» **Data for review**:

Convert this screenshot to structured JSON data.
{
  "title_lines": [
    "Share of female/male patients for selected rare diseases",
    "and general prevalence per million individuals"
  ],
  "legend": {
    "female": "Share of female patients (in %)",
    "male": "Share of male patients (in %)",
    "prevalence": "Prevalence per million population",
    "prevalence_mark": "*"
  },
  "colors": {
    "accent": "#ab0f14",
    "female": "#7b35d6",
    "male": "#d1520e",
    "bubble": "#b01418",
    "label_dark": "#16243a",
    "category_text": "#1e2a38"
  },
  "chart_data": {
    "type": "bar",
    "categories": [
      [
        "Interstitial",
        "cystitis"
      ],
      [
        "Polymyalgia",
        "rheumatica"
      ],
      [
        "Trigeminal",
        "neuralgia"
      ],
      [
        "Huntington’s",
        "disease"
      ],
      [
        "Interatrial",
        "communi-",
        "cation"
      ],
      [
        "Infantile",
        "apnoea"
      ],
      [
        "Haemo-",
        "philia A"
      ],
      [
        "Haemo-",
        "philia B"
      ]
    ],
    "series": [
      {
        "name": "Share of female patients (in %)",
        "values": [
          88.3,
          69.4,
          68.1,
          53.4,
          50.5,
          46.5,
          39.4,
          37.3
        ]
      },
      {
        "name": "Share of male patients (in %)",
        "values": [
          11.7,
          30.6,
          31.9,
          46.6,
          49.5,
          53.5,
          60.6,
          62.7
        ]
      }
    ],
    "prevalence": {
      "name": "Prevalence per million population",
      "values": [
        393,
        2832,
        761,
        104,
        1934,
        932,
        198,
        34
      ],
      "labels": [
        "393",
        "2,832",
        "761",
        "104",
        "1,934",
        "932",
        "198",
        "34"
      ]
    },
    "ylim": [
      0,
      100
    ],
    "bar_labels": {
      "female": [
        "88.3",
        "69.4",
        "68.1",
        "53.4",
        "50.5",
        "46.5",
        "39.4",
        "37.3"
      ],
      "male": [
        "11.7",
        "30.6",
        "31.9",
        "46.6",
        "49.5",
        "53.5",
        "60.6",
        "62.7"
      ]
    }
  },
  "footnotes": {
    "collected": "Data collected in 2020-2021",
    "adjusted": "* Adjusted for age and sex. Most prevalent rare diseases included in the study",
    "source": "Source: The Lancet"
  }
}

» **Task description**:
For every line in the listing above that contains "patients", copy that line.

» **Response to this exercise**:
    "Share of female/male patients for selected rare diseases",
    "female": "Share of female patients (in %)",
    "male": "Share of male patients (in %)",
        "name": "Share of female patients (in %)",
        "name": "Share of male patients (in %)",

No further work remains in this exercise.